Your task — Every entry that follows should be repeated exactly; drop the images.
· · ·
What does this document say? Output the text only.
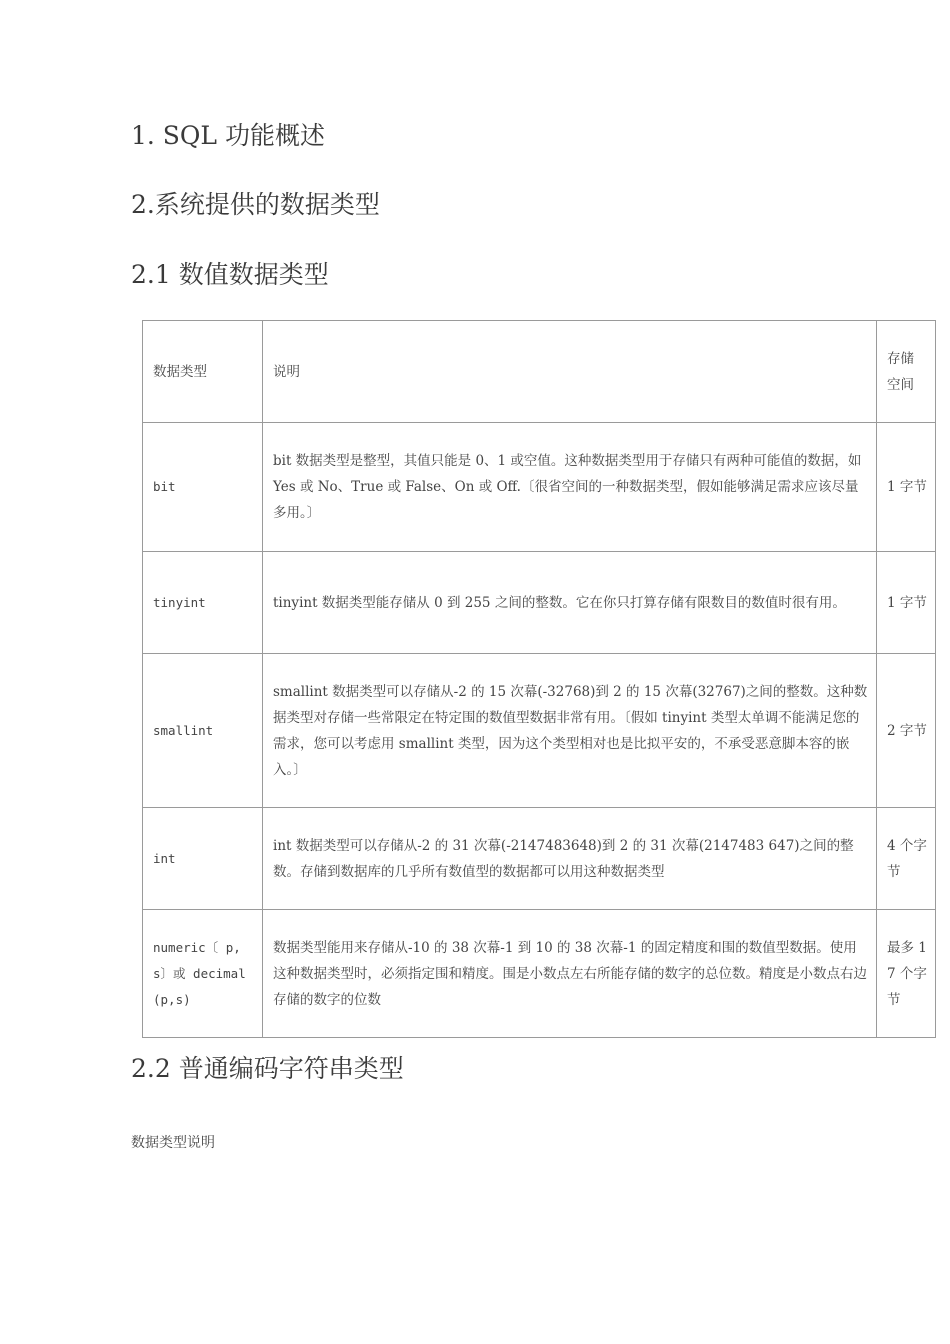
1. SQL 功能概述
2.系统提供的数据类型
2.1 数值数据类型
数据类型	说明	存储空间
bit	bit 数据类型是整型，其值只能是 0、1 或空值。这种数据类型用于存储只有两种可能值的数据，如 Yes 或 No、True 或 False、On 或 Off.〔很省空间的一种数据类型，假如能够满足需求应该尽量多用。〕	1 字节
tinyint	tinyint 数据类型能存储从 0 到 255 之间的整数。它在你只打算存储有限数目的数值时很有用。	1 字节
smallint	smallint 数据类型可以存储从-2 的 15 次幕(-32768)到 2 的 15 次幕(32767)之间的整数。这种数据类型对存储一些常限定在特定围的数值型数据非常有用。〔假如 tinyint 类型太单调不能满足您的需求，您可以考虑用 smallint 类型，因为这个类型相对也是比拟平安的，不承受恶意脚本容的嵌入。〕	2 字节
int	int 数据类型可以存储从-2 的 31 次幕(-2147483648)到 2 的 31 次幕(2147483 647)之间的整数。存储到数据库的几乎所有数值型的数据都可以用这种数据类型	4 个字节
numeric〔 p,s〕或 decimal(p,s)	数据类型能用来存储从-10 的 38 次幕-1 到 10 的 38 次幕-1 的固定精度和围的数值型数据。使用这种数据类型时，必须指定围和精度。围是小数点左右所能存储的数字的总位数。精度是小数点右边存储的数字的位数	最多 17 个字节
2.2 普通编码字符串类型
数据类型说明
· · ·
Response to this exercise —
What does this document say? Output the text only.
1. SQL 功能概述
2.系统提供的数据类型
2.1 数值数据类型
数据类型	说明	存储空间
bit	bit 数据类型是整型，其值只能是 0、1 或空值。这种数据类型用于存储只有两种可能值的数据，如 Yes 或 No、True 或 False、On 或 Off.〔很省空间的一种数据类型，假如能够满足需求应该尽量多用。〕	1 字节
tinyint	tinyint 数据类型能存储从 0 到 255 之间的整数。它在你只打算存储有限数目的数值时很有用。	1 字节
smallint	smallint 数据类型可以存储从-2 的 15 次幕(-32768)到 2 的 15 次幕(32767)之间的整数。这种数据类型对存储一些常限定在特定围的数值型数据非常有用。〔假如 tinyint 类型太单调不能满足您的需求，您可以考虑用 smallint 类型，因为这个类型相对也是比拟平安的，不承受恶意脚本容的嵌入。〕	2 字节
int	int 数据类型可以存储从-2 的 31 次幕(-2147483648)到 2 的 31 次幕(2147483 647)之间的整数。存储到数据库的几乎所有数值型的数据都可以用这种数据类型	4 个字节
numeric〔 p,s〕或 decimal(p,s)	数据类型能用来存储从-10 的 38 次幕-1 到 10 的 38 次幕-1 的固定精度和围的数值型数据。使用这种数据类型时，必须指定围和精度。围是小数点左右所能存储的数字的总位数。精度是小数点右边存储的数字的位数	最多 17 个字节
2.2 普通编码字符串类型
数据类型说明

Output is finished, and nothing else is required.